Exercise requirements
Leaving the pictures aside, transcribe every line below exactly.
-- Begin Extracted material --
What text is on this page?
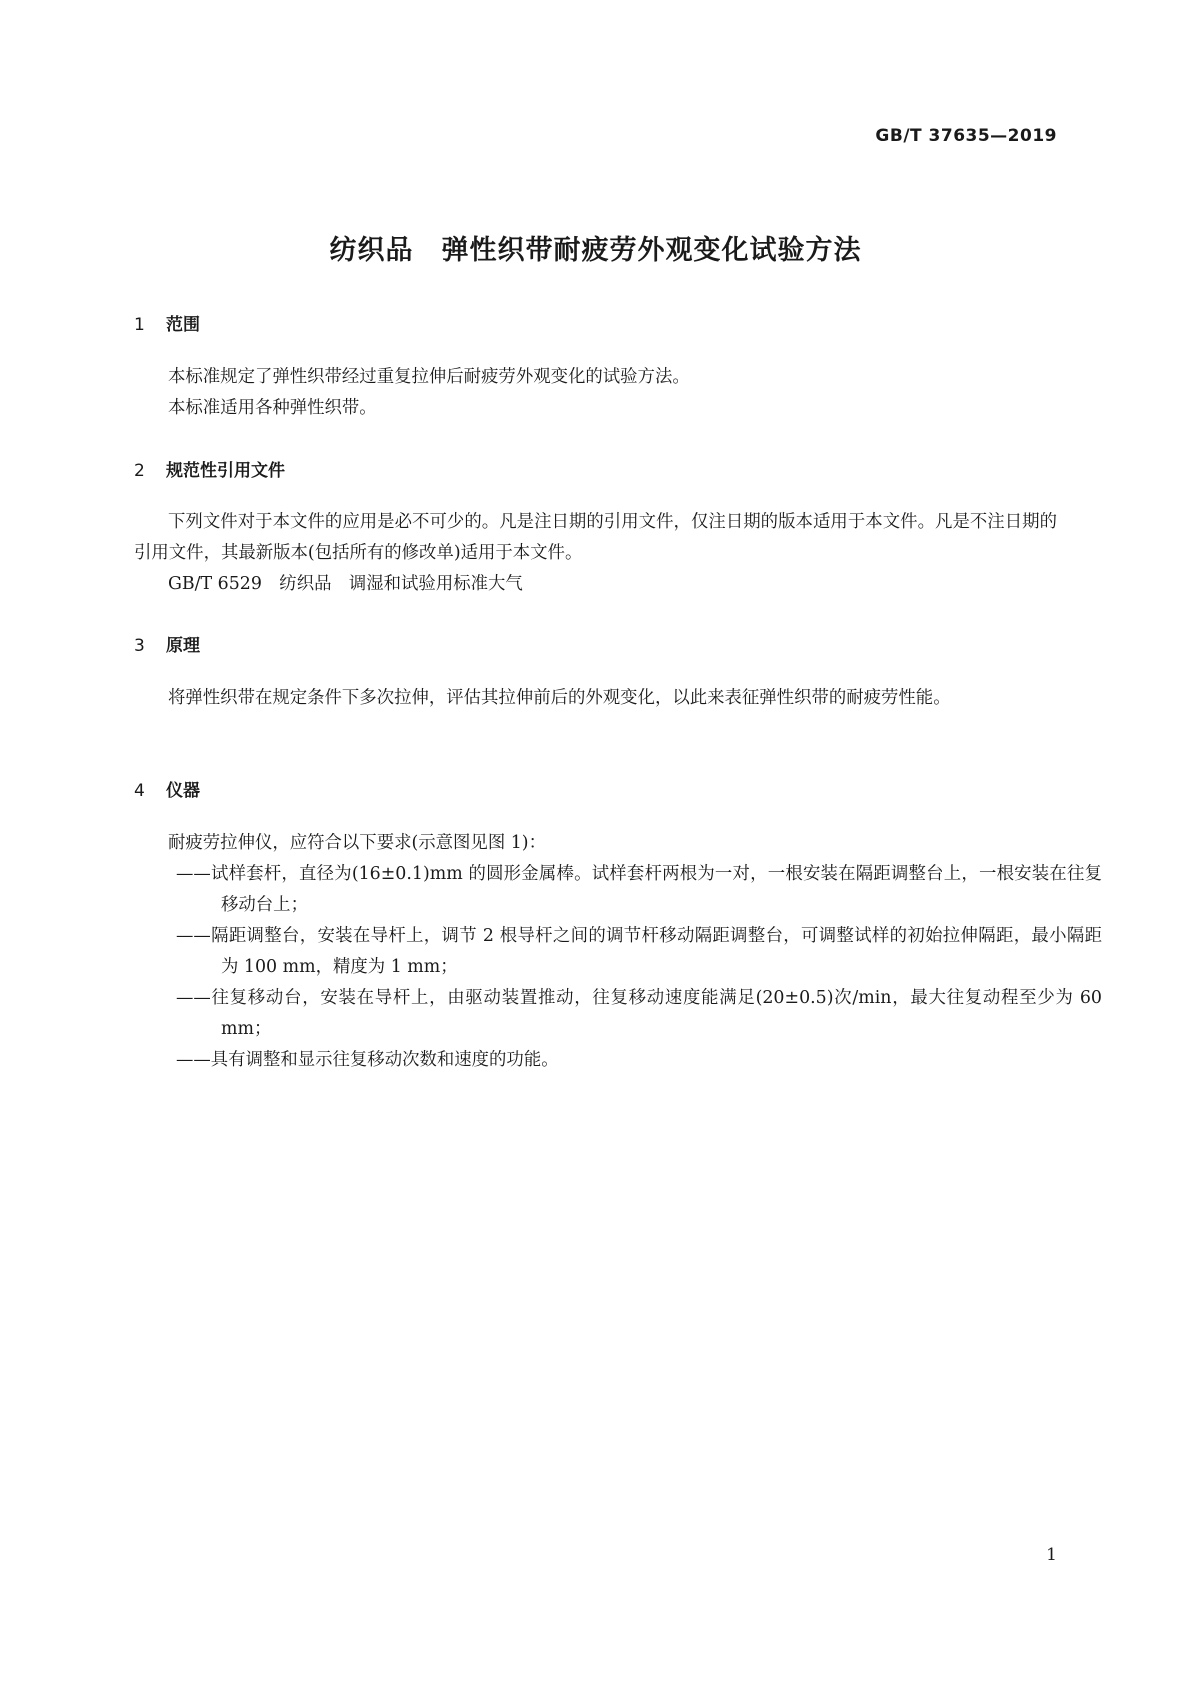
GB/T 37635—2019
纺织品　弹性织带耐疲劳外观变化试验方法
1 范围
本标准规定了弹性织带经过重复拉伸后耐疲劳外观变化的试验方法。
本标准适用各种弹性织带。
2 规范性引用文件
下列文件对于本文件的应用是必不可少的。凡是注日期的引用文件，仅注日期的版本适用于本文件。凡是不注日期的引用文件，其最新版本(包括所有的修改单)适用于本文件。
GB/T 6529　纺织品　调湿和试验用标准大气
3 原理
将弹性织带在规定条件下多次拉伸，评估其拉伸前后的外观变化，以此来表征弹性织带的耐疲劳性能。
4 仪器
耐疲劳拉伸仪，应符合以下要求(示意图见图 1)：
——试样套杆，直径为(16±0.1)mm 的圆形金属棒。试样套杆两根为一对，一根安装在隔距调整台上，一根安装在往复移动台上；
——隔距调整台，安装在导杆上，调节 2 根导杆之间的调节杆移动隔距调整台，可调整试样的初始拉伸隔距，最小隔距为 100 mm，精度为 1 mm；
——往复移动台，安装在导杆上，由驱动装置推动，往复移动速度能满足(20±0.5)次/min，最大往复动程至少为 60 mm；
——具有调整和显示往复移动次数和速度的功能。
1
-- End Extracted material --
Expected output
What text is on this page?
GB/T 37635—2019
纺织品　弹性织带耐疲劳外观变化试验方法
1 范围
本标准规定了弹性织带经过重复拉伸后耐疲劳外观变化的试验方法。
本标准适用各种弹性织带。
2 规范性引用文件
下列文件对于本文件的应用是必不可少的。凡是注日期的引用文件，仅注日期的版本适用于本文件。凡是不注日期的引用文件，其最新版本(包括所有的修改单)适用于本文件。
GB/T 6529　纺织品　调湿和试验用标准大气
3 原理
将弹性织带在规定条件下多次拉伸，评估其拉伸前后的外观变化，以此来表征弹性织带的耐疲劳性能。
4 仪器
耐疲劳拉伸仪，应符合以下要求(示意图见图 1)：
——试样套杆，直径为(16±0.1)mm 的圆形金属棒。试样套杆两根为一对，一根安装在隔距调整台上，一根安装在往复移动台上；
——隔距调整台，安装在导杆上，调节 2 根导杆之间的调节杆移动隔距调整台，可调整试样的初始拉伸隔距，最小隔距为 100 mm，精度为 1 mm；
——往复移动台，安装在导杆上，由驱动装置推动，往复移动速度能满足(20±0.5)次/min，最大往复动程至少为 60 mm；
——具有调整和显示往复移动次数和速度的功能。
1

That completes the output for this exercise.